## DATA SHOWN
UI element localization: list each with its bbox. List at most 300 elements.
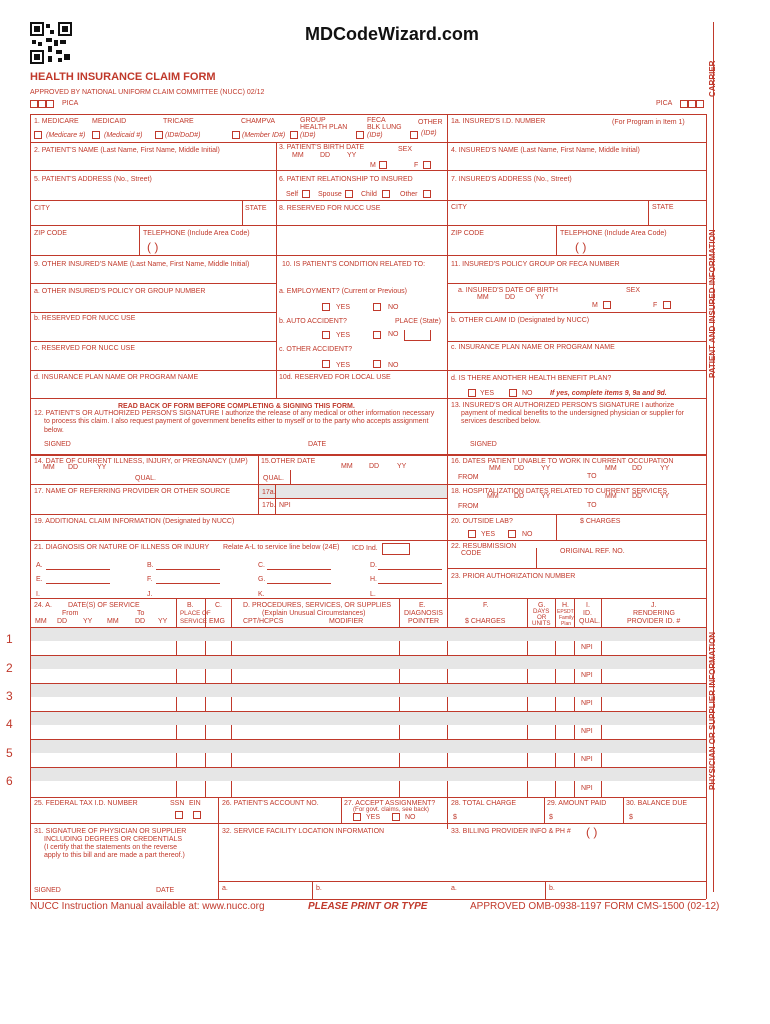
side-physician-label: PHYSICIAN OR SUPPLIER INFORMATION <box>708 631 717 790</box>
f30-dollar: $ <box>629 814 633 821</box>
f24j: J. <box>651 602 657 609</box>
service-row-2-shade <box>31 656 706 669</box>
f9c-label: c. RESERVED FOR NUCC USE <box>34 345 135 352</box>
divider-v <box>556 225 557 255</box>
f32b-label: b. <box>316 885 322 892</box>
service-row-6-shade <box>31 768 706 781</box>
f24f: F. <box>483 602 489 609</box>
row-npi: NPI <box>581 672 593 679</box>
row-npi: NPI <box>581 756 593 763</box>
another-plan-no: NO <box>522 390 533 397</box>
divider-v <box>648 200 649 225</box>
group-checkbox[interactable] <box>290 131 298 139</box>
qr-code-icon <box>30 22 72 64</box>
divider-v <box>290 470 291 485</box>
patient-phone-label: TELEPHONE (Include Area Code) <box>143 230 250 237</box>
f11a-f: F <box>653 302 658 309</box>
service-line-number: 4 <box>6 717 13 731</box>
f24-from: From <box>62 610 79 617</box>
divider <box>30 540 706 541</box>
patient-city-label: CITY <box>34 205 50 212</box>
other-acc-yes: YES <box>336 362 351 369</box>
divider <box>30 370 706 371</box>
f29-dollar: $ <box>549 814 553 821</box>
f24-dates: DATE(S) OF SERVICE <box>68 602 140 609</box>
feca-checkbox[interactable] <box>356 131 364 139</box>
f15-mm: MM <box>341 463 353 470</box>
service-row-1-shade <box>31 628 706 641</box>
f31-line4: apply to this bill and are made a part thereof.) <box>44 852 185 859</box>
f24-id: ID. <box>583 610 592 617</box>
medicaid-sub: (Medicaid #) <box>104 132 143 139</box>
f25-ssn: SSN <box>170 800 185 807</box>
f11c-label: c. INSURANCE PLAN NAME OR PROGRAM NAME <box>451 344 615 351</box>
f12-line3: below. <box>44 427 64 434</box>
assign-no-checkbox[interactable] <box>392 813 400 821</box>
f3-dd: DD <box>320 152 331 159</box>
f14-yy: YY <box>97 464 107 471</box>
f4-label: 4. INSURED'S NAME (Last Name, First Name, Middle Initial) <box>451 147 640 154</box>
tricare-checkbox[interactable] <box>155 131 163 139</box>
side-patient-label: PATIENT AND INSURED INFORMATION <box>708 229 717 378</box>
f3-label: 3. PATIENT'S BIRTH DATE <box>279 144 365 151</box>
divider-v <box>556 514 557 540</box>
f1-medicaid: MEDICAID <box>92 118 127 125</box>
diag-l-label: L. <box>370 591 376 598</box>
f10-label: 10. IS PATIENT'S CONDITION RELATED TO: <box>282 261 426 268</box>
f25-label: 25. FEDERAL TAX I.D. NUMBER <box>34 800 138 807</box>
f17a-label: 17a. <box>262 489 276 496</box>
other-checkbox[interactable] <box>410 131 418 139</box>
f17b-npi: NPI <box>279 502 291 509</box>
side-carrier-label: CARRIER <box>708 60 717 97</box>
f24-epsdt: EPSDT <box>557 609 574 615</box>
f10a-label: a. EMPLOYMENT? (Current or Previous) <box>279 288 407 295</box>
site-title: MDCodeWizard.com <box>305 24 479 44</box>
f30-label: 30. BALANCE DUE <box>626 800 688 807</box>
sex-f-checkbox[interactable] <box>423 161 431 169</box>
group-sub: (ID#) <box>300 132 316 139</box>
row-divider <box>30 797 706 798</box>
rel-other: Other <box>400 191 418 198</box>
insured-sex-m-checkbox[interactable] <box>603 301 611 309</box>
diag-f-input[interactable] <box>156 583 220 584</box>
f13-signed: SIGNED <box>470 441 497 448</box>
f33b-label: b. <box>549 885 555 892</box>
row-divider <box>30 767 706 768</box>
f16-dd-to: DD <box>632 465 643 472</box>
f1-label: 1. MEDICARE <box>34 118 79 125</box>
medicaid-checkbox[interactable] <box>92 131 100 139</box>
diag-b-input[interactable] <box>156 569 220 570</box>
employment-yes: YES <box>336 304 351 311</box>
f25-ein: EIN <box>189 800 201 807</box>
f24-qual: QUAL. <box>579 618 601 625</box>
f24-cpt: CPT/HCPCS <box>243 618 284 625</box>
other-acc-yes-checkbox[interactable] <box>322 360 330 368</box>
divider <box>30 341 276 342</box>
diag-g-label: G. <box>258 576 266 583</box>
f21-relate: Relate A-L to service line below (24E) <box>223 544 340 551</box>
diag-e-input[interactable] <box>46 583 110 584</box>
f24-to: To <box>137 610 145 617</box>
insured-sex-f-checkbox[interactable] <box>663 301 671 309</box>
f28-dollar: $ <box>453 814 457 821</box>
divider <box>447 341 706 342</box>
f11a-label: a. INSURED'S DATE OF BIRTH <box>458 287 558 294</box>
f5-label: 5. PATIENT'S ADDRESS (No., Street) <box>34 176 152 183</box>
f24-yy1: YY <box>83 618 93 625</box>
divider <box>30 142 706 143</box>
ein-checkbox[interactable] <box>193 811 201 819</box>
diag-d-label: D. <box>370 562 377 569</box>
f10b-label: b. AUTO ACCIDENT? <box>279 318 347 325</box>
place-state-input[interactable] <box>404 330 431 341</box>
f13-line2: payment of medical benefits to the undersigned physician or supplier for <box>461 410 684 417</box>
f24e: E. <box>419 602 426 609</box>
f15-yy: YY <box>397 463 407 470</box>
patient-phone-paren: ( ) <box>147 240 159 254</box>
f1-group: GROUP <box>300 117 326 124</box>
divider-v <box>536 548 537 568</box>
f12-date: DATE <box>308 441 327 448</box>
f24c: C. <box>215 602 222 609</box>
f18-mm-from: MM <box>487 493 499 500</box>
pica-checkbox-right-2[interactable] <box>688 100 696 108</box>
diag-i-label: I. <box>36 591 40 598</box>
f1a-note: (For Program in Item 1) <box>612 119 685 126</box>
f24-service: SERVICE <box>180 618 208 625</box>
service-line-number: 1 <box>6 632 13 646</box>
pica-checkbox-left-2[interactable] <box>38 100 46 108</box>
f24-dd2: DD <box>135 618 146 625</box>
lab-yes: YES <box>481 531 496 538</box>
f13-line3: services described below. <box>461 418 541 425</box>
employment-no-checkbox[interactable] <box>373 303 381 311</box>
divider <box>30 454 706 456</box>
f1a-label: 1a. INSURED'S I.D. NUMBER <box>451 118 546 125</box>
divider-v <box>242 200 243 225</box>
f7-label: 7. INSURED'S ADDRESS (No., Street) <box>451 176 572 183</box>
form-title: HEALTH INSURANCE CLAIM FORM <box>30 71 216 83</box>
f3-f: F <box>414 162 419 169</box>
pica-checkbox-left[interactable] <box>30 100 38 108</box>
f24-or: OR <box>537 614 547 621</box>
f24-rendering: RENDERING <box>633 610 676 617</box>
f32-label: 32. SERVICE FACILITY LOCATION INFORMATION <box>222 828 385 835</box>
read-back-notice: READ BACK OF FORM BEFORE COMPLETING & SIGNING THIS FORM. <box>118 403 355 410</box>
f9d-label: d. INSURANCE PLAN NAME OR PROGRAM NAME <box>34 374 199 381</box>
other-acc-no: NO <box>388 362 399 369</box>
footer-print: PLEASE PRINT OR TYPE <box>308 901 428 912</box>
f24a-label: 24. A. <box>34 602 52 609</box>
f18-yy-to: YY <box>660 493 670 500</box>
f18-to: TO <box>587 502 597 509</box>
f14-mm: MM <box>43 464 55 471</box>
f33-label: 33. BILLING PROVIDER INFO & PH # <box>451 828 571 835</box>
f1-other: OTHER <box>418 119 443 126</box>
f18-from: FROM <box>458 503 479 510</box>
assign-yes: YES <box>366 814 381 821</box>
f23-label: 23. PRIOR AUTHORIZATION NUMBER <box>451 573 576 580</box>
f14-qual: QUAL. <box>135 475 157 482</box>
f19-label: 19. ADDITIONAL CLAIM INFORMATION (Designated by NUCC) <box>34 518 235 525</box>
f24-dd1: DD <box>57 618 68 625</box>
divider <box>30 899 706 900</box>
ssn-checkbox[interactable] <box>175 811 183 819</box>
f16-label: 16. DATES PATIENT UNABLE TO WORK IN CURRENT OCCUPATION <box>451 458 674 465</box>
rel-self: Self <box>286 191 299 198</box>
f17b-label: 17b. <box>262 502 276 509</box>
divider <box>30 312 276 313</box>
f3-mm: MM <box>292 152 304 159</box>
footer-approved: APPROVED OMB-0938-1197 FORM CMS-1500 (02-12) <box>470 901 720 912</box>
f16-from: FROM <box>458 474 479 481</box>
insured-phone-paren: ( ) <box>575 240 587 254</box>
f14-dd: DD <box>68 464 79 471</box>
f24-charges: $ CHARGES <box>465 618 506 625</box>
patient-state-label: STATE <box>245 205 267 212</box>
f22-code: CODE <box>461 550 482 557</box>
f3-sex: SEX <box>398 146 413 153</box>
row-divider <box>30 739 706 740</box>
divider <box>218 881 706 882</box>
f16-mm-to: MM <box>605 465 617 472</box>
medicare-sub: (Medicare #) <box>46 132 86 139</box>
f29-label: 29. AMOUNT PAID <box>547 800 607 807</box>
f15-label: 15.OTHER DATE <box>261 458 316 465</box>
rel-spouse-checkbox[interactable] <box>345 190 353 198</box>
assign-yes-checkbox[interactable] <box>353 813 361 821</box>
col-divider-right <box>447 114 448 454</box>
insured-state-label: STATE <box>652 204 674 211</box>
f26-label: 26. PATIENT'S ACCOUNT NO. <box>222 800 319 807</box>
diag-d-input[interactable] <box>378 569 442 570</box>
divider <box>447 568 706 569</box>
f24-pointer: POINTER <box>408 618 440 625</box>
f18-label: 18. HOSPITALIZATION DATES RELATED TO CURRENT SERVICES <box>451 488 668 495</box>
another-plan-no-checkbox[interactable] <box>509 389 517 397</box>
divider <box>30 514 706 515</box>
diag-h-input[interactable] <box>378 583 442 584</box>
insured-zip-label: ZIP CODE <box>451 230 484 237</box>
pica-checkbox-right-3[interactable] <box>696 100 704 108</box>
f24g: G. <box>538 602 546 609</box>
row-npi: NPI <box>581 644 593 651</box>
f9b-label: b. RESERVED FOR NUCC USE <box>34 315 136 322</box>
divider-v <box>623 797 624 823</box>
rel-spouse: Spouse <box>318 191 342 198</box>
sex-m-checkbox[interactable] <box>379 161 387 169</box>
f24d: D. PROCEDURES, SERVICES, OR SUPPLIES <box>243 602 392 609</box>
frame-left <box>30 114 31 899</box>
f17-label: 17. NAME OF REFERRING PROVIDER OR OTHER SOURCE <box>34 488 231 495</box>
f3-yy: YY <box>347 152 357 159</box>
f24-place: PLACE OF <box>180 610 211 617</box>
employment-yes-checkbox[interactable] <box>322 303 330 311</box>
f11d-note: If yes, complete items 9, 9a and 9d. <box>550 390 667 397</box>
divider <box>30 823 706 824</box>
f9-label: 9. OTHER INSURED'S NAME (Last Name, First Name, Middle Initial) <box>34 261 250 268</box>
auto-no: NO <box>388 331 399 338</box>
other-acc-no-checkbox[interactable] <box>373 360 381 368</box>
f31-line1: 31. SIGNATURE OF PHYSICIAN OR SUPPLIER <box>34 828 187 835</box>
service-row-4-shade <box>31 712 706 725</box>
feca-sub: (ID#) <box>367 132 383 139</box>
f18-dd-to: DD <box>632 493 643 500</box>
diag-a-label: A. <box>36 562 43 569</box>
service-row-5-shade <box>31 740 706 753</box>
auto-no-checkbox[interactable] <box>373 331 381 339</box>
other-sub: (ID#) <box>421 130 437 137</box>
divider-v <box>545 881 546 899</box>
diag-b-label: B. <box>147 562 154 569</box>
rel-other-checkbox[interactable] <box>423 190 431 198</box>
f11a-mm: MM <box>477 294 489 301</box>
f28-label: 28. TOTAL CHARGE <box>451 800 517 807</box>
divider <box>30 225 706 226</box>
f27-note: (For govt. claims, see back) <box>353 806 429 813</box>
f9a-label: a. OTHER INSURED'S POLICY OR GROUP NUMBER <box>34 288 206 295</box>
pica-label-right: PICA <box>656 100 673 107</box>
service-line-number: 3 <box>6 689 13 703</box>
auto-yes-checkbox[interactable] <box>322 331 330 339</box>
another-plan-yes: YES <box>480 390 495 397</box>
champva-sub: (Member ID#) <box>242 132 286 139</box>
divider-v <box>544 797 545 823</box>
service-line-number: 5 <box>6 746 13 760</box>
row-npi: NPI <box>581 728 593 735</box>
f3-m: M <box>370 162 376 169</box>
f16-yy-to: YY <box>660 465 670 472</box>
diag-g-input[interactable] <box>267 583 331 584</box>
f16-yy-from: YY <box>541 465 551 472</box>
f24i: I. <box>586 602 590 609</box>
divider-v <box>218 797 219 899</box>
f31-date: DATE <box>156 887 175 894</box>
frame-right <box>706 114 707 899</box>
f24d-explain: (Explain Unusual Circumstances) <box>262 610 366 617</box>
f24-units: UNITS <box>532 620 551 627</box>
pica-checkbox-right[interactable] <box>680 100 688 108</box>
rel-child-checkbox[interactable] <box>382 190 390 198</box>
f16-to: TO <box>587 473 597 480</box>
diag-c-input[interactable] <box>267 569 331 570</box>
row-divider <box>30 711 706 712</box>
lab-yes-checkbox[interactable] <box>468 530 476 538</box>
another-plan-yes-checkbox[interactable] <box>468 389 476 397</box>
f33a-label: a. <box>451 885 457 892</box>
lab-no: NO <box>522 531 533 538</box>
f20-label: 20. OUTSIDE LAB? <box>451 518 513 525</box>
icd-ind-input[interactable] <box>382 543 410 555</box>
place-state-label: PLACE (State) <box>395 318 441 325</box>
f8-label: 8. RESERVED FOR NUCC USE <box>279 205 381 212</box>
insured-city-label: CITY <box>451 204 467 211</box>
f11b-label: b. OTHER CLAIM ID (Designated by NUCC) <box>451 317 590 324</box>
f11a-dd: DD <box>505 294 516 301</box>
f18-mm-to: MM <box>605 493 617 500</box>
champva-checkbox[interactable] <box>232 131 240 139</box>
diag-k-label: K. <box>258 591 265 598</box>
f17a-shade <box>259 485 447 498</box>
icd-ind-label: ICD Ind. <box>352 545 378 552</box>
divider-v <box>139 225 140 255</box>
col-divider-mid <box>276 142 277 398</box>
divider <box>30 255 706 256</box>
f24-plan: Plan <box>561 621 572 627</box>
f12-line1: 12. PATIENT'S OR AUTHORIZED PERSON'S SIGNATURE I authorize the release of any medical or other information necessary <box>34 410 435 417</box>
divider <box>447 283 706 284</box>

## TASK DESCRIPTION
Render the entries starting at the line containing "side-physician-label: PHYSICIAN OR" and ending at the line containing "patient-city-label: CITY <box>34" as a Markdown table with the columns Index and Text, numbering each row and omitting any blank lines.

## COMPLETE OUTPUT
| Index | Text |
|---|---|
| 1 | side-physician-label: PHYSICIAN OR SUPPLIER INFORMATION <box>708 631 717 790</box> |
| 2 | f30-dollar: $ <box>629 814 633 821</box> |
| 3 | f24j: J. <box>651 602 657 609</box> |
| 4 | service-row-2-shade <box>31 656 706 669</box> |
| 5 | f9c-label: c. RESERVED FOR NUCC USE <box>34 345 135 352</box> |
| 6 | divider-v <box>556 225 557 255</box> |
| 7 | f32b-label: b. <box>316 885 322 892</box> |
| 8 | service-row-6-shade <box>31 768 706 781</box> |
| 9 | f24f: F. <box>483 602 489 609</box> |
| 10 | row-npi: NPI <box>581 672 593 679</box> |
| 11 | row-npi: NPI <box>581 756 593 763</box> |
| 12 | another-plan-no: NO <box>522 390 533 397</box> |
| 13 | divider-v <box>648 200 649 225</box> |
| 14 | group-checkbox[interactable] <box>290 131 298 139</box> |
| 15 | qr-code-icon <box>30 22 72 64</box> |
| 16 | divider-v <box>290 470 291 485</box> |
| 17 | patient-phone-label: TELEPHONE (Include Area Code) <box>143 230 250 237</box> |
| 18 | f11a-f: F <box>653 302 658 309</box> |
| 19 | service-line-number: 4 <box>6 717 13 731</box> |
| 20 | f24-from: From <box>62 610 79 617</box> |
| 21 | divider <box>30 540 706 541</box> |
| 22 | patient-city-label: CITY <box>34 205 50 212</box> |